== Exercise ==
Retype all of the data. Every line must match exactly.

(Extracted data entries)
·····

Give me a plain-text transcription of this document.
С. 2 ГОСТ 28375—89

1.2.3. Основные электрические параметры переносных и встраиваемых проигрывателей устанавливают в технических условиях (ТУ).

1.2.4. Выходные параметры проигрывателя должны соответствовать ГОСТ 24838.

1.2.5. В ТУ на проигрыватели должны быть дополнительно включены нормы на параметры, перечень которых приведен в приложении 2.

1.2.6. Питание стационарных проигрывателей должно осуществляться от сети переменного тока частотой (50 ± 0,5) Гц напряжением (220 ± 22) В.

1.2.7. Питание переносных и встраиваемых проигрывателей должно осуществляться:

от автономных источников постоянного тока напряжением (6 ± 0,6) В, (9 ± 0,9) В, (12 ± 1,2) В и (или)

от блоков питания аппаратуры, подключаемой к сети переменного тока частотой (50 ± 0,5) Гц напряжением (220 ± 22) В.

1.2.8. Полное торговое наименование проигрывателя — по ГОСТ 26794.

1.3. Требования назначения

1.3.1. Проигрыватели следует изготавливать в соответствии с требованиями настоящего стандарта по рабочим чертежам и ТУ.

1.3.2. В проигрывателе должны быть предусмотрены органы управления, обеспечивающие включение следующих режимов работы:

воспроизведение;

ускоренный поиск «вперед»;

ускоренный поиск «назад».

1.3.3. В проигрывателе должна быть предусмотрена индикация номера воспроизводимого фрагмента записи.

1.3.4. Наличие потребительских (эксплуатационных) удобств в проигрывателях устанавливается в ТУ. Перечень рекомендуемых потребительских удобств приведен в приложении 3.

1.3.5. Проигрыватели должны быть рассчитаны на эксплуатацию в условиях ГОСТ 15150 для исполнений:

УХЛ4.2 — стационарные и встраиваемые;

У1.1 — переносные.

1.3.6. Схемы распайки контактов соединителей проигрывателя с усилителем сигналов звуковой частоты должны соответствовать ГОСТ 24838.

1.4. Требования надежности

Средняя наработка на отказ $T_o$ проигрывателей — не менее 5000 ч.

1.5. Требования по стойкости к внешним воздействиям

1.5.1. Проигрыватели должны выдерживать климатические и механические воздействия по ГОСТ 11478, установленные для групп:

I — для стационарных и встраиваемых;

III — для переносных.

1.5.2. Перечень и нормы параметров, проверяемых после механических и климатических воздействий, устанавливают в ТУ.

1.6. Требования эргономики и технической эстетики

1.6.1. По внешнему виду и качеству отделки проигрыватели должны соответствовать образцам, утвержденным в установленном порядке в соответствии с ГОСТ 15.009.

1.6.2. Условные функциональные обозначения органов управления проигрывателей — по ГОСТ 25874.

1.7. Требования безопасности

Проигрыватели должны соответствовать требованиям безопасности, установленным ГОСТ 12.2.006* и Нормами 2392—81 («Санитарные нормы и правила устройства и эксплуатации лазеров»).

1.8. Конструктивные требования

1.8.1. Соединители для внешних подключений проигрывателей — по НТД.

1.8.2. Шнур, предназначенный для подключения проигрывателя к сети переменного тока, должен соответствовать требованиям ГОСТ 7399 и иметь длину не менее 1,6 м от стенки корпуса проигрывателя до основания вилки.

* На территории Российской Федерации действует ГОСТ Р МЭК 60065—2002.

·····

== Task result ==
Give me a plain-text transcription of this document.
С. 2 ГОСТ 28375—89

1.2.3. Основные электрические параметры переносных и встраиваемых проигрывателей устанавливают в технических условиях (ТУ).

1.2.4. Выходные параметры проигрывателя должны соответствовать ГОСТ 24838.

1.2.5. В ТУ на проигрыватели должны быть дополнительно включены нормы на параметры, перечень которых приведен в приложении 2.

1.2.6. Питание стационарных проигрывателей должно осуществляться от сети переменного тока частотой (50 ± 0,5) Гц напряжением (220 ± 22) В.

1.2.7. Питание переносных и встраиваемых проигрывателей должно осуществляться:

от автономных источников постоянного тока напряжением (6 ± 0,6) В, (9 ± 0,9) В, (12 ± 1,2) В и (или)

от блоков питания аппаратуры, подключаемой к сети переменного тока частотой (50 ± 0,5) Гц напряжением (220 ± 22) В.

1.2.8. Полное торговое наименование проигрывателя — по ГОСТ 26794.

1.3. Требования назначения

1.3.1. Проигрыватели следует изготавливать в соответствии с требованиями настоящего стандарта по рабочим чертежам и ТУ.

1.3.2. В проигрывателе должны быть предусмотрены органы управления, обеспечивающие включение следующих режимов работы:

воспроизведение;

ускоренный поиск «вперед»;

ускоренный поиск «назад».

1.3.3. В проигрывателе должна быть предусмотрена индикация номера воспроизводимого фрагмента записи.

1.3.4. Наличие потребительских (эксплуатационных) удобств в проигрывателях устанавливается в ТУ. Перечень рекомендуемых потребительских удобств приведен в приложении 3.

1.3.5. Проигрыватели должны быть рассчитаны на эксплуатацию в условиях ГОСТ 15150 для исполнений:

УХЛ4.2 — стационарные и встраиваемые;

У1.1 — переносные.

1.3.6. Схемы распайки контактов соединителей проигрывателя с усилителем сигналов звуковой частоты должны соответствовать ГОСТ 24838.

1.4. Требования надежности

Средняя наработка на отказ $T_o$ проигрывателей — не менее 5000 ч.

1.5. Требования по стойкости к внешним воздействиям

1.5.1. Проигрыватели должны выдерживать климатические и механические воздействия по ГОСТ 11478, установленные для групп:

I — для стационарных и встраиваемых;

III — для переносных.

1.5.2. Перечень и нормы параметров, проверяемых после механических и климатических воздействий, устанавливают в ТУ.

1.6. Требования эргономики и технической эстетики

1.6.1. По внешнему виду и качеству отделки проигрыватели должны соответствовать образцам, утвержденным в установленном порядке в соответствии с ГОСТ 15.009.

1.6.2. Условные функциональные обозначения органов управления проигрывателей — по ГОСТ 25874.

1.7. Требования безопасности

Проигрыватели должны соответствовать требованиям безопасности, установленным ГОСТ 12.2.006* и Нормами 2392—81 («Санитарные нормы и правила устройства и эксплуатации лазеров»).

1.8. Конструктивные требования

1.8.1. Соединители для внешних подключений проигрывателей — по НТД.

1.8.2. Шнур, предназначенный для подключения проигрывателя к сети переменного тока, должен соответствовать требованиям ГОСТ 7399 и иметь длину не менее 1,6 м от стенки корпуса проигрывателя до основания вилки.

* На территории Российской Федерации действует ГОСТ Р МЭК 60065—2002.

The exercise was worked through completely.